Work instructions: Print the entire listing. Each line must match the original exactly.

Source records
---

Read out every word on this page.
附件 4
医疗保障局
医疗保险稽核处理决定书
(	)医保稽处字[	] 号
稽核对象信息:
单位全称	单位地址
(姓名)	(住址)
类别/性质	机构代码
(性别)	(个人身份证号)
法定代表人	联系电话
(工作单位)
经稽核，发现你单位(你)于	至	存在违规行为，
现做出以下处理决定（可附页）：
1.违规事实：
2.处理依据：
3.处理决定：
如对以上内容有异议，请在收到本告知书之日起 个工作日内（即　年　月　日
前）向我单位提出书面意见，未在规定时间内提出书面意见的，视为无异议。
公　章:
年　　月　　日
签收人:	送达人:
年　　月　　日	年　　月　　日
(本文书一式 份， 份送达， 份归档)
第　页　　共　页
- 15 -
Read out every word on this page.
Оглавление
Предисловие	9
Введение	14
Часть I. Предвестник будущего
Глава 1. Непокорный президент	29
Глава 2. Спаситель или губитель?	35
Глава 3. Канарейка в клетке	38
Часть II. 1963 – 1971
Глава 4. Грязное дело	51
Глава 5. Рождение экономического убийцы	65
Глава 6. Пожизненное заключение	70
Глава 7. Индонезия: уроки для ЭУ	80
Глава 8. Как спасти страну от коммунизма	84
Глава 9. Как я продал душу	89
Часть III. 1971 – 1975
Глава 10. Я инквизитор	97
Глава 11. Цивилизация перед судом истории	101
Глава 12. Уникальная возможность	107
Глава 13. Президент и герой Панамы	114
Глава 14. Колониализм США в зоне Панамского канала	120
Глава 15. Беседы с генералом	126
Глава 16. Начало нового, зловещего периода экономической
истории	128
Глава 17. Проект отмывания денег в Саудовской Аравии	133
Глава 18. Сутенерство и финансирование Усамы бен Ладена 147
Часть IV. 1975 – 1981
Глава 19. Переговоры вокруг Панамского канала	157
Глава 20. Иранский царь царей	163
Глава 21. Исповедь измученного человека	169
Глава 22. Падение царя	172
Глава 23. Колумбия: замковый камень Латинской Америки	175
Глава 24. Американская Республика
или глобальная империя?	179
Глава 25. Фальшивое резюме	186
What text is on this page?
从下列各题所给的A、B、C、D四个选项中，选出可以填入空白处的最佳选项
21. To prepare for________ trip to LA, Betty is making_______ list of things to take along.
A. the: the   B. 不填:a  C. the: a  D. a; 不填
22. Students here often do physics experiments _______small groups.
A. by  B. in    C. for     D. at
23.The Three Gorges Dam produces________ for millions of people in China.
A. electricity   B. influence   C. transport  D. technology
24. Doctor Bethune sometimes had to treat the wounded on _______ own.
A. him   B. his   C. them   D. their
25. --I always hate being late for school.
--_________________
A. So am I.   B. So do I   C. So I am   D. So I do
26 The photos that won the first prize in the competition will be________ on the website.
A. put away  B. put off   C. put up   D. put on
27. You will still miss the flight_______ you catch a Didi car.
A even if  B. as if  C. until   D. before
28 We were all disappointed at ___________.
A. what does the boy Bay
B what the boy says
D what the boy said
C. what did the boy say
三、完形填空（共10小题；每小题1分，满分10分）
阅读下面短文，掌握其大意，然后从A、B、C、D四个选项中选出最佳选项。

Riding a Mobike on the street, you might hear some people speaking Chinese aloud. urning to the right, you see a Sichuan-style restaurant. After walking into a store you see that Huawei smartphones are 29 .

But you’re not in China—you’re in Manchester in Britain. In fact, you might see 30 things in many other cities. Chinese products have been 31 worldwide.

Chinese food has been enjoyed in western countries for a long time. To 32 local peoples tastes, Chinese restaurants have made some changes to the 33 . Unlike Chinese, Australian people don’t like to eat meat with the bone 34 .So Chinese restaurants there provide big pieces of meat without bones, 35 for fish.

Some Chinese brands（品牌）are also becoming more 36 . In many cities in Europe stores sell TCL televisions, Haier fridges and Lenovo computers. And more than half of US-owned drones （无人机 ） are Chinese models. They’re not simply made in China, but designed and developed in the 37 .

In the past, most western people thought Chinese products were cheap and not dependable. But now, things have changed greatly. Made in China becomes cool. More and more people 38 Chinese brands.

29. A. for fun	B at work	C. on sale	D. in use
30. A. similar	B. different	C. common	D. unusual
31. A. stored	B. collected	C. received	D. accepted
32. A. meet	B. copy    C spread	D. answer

---

Answer for this exercise:
Read out every word on this page.
附件 4
医疗保障局
医疗保险稽核处理决定书
(	)医保稽处字[	] 号
稽核对象信息:
单位全称	单位地址
(姓名)	(住址)
类别/性质	机构代码
(性别)	(个人身份证号)
法定代表人	联系电话
(工作单位)
经稽核，发现你单位(你)于	至	存在违规行为，
现做出以下处理决定（可附页）：
1.违规事实：
2.处理依据：
3.处理决定：
如对以上内容有异议，请在收到本告知书之日起 个工作日内（即　年　月　日
前）向我单位提出书面意见，未在规定时间内提出书面意见的，视为无异议。
公　章:
年　　月　　日
签收人:	送达人:
年　　月　　日	年　　月　　日
(本文书一式 份， 份送达， 份归档)
第　页　　共　页
- 15 -
Read out every word on this page.
Оглавление
Предисловие	9
Введение	14
Часть I. Предвестник будущего
Глава 1. Непокорный президент	29
Глава 2. Спаситель или губитель?	35
Глава 3. Канарейка в клетке	38
Часть II. 1963 – 1971
Глава 4. Грязное дело	51
Глава 5. Рождение экономического убийцы	65
Глава 6. Пожизненное заключение	70
Глава 7. Индонезия: уроки для ЭУ	80
Глава 8. Как спасти страну от коммунизма	84
Глава 9. Как я продал душу	89
Часть III. 1971 – 1975
Глава 10. Я инквизитор	97
Глава 11. Цивилизация перед судом истории	101
Глава 12. Уникальная возможность	107
Глава 13. Президент и герой Панамы	114
Глава 14. Колониализм США в зоне Панамского канала	120
Глава 15. Беседы с генералом	126
Глава 16. Начало нового, зловещего периода экономической
истории	128
Глава 17. Проект отмывания денег в Саудовской Аравии	133
Глава 18. Сутенерство и финансирование Усамы бен Ладена 147
Часть IV. 1975 – 1981
Глава 19. Переговоры вокруг Панамского канала	157
Глава 20. Иранский царь царей	163
Глава 21. Исповедь измученного человека	169
Глава 22. Падение царя	172
Глава 23. Колумбия: замковый камень Латинской Америки	175
Глава 24. Американская Республика
или глобальная империя?	179
Глава 25. Фальшивое резюме	186
What text is on this page?
从下列各题所给的A、B、C、D四个选项中，选出可以填入空白处的最佳选项
21. To prepare for________ trip to LA, Betty is making_______ list of things to take along.
A. the: the   B. 不填:a  C. the: a  D. a; 不填
22. Students here often do physics experiments _______small groups.
A. by  B. in    C. for     D. at
23.The Three Gorges Dam produces________ for millions of people in China.
A. electricity   B. influence   C. transport  D. technology
24. Doctor Bethune sometimes had to treat the wounded on _______ own.
A. him   B. his   C. them   D. their
25. --I always hate being late for school.
--_________________
A. So am I.   B. So do I   C. So I am   D. So I do
26 The photos that won the first prize in the competition will be________ on the website.
A. put away  B. put off   C. put up   D. put on
27. You will still miss the flight_______ you catch a Didi car.
A even if  B. as if  C. until   D. before
28 We were all disappointed at ___________.
A. what does the boy Bay
B what the boy says
D what the boy said
C. what did the boy say
三、完形填空（共10小题；每小题1分，满分10分）
阅读下面短文，掌握其大意，然后从A、B、C、D四个选项中选出最佳选项。

Riding a Mobike on the street, you might hear some people speaking Chinese aloud. urning to the right, you see a Sichuan-style restaurant. After walking into a store you see that Huawei smartphones are 29 .

But you’re not in China—you’re in Manchester in Britain. In fact, you might see 30 things in many other cities. Chinese products have been 31 worldwide.

Chinese food has been enjoyed in western countries for a long time. To 32 local peoples tastes, Chinese restaurants have made some changes to the 33 . Unlike Chinese, Australian people don’t like to eat meat with the bone 34 .So Chinese restaurants there provide big pieces of meat without bones, 35 for fish.

Some Chinese brands（品牌）are also becoming more 36 . In many cities in Europe stores sell TCL televisions, Haier fridges and Lenovo computers. And more than half of US-owned drones （无人机 ） are Chinese models. They’re not simply made in China, but designed and developed in the 37 .

In the past, most western people thought Chinese products were cheap and not dependable. But now, things have changed greatly. Made in China becomes cool. More and more people 38 Chinese brands.

29. A. for fun	B at work	C. on sale	D. in use
30. A. similar	B. different	C. common	D. unusual
31. A. stored	B. collected	C. received	D. accepted
32. A. meet	B. copy    C spread	D. answer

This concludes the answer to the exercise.